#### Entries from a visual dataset
▶
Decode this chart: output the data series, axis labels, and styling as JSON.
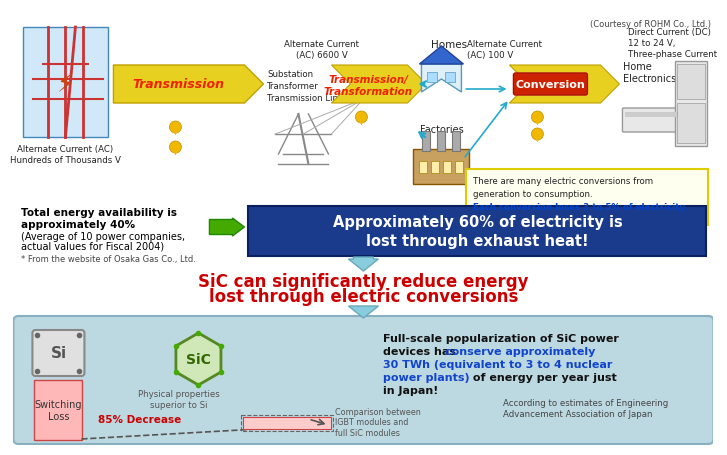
{
  "bg_color": "#ffffff",
  "courtesy_text": "(Courtesy of ROHM Co., Ltd.)",
  "title_sic_line1": "SiC can significantly reduce energy",
  "title_sic_line2": "lost through electric conversions",
  "blue_box_text": "Approximately 60% of electricity is\nlost through exhaust heat!",
  "left_text_line1": "Total energy availability is",
  "left_text_line2": "approximately 40%",
  "left_text_line3": "(Average of 10 power companies,",
  "left_text_line4": "actual values for Fiscal 2004)",
  "left_text_footnote": "* From the website of Osaka Gas Co., Ltd.",
  "transmission_label": "Transmission",
  "substation_text": "Substation\nTransformer\nTransmission Line",
  "ac6600_text": "Alternate Current\n(AC) 6600 V",
  "trans_transform_line1": "Transmission/",
  "trans_transform_line2": "Transformation",
  "homes_label": "Homes",
  "factories_label": "Factories",
  "ac100_text": "Alternate Current\n(AC) 100 V",
  "conversion_label": "Conversion",
  "home_electronics_label": "Home\nElectronics",
  "dc_text": "Direct Current (DC)\n12 to 24 V,\nThree-phase Current",
  "ac_hundreds_text": "Alternate Current (AC)\nHundreds of Thousands V",
  "yellow_box_line1": "There are many electric conversions from",
  "yellow_box_line2": "generation to consumption.",
  "yellow_highlight_text": "Each conversion loses 3 to 5% of electricity.",
  "bottom_panel_bg": "#b8d8e0",
  "bottom_footnote": "According to estimates of Engineering\nAdvancement Association of Japan",
  "si_label": "Si",
  "sic_label": "SiC",
  "physical_props_text": "Physical properties\nsuperior to Si",
  "switching_loss_text": "Switching\nLoss",
  "decrease_text": "85% Decrease",
  "comparison_text": "Comparison between\nIGBT modules and\nfull SiC modules",
  "arrow1_color": "#e8d020",
  "arrow2_color": "#e8d020",
  "arrow3_color": "#e8d020",
  "drop_color": "#f0b800",
  "blue_box_color": "#1a3a8c",
  "green_arrow_color": "#44aa00"
}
◀
#### TASK
Each entry must be retyped word for word, with every image omitted.

#### WRITTEN SOLUTION
Decode this chart: output the data series, axis labels, and styling as JSON.
{
  "bg_color": "#ffffff",
  "courtesy_text": "(Courtesy of ROHM Co., Ltd.)",
  "title_sic_line1": "SiC can significantly reduce energy",
  "title_sic_line2": "lost through electric conversions",
  "blue_box_text": "Approximately 60% of electricity is\nlost through exhaust heat!",
  "left_text_line1": "Total energy availability is",
  "left_text_line2": "approximately 40%",
  "left_text_line3": "(Average of 10 power companies,",
  "left_text_line4": "actual values for Fiscal 2004)",
  "left_text_footnote": "* From the website of Osaka Gas Co., Ltd.",
  "transmission_label": "Transmission",
  "substation_text": "Substation\nTransformer\nTransmission Line",
  "ac6600_text": "Alternate Current\n(AC) 6600 V",
  "trans_transform_line1": "Transmission/",
  "trans_transform_line2": "Transformation",
  "homes_label": "Homes",
  "factories_label": "Factories",
  "ac100_text": "Alternate Current\n(AC) 100 V",
  "conversion_label": "Conversion",
  "home_electronics_label": "Home\nElectronics",
  "dc_text": "Direct Current (DC)\n12 to 24 V,\nThree-phase Current",
  "ac_hundreds_text": "Alternate Current (AC)\nHundreds of Thousands V",
  "yellow_box_line1": "There are many electric conversions from",
  "yellow_box_line2": "generation to consumption.",
  "yellow_highlight_text": "Each conversion loses 3 to 5% of electricity.",
  "bottom_panel_bg": "#b8d8e0",
  "bottom_footnote": "According to estimates of Engineering\nAdvancement Association of Japan",
  "si_label": "Si",
  "sic_label": "SiC",
  "physical_props_text": "Physical properties\nsuperior to Si",
  "switching_loss_text": "Switching\nLoss",
  "decrease_text": "85% Decrease",
  "comparison_text": "Comparison between\nIGBT modules and\nfull SiC modules",
  "arrow1_color": "#e8d020",
  "arrow2_color": "#e8d020",
  "arrow3_color": "#e8d020",
  "drop_color": "#f0b800",
  "blue_box_color": "#1a3a8c",
  "green_arrow_color": "#44aa00"
}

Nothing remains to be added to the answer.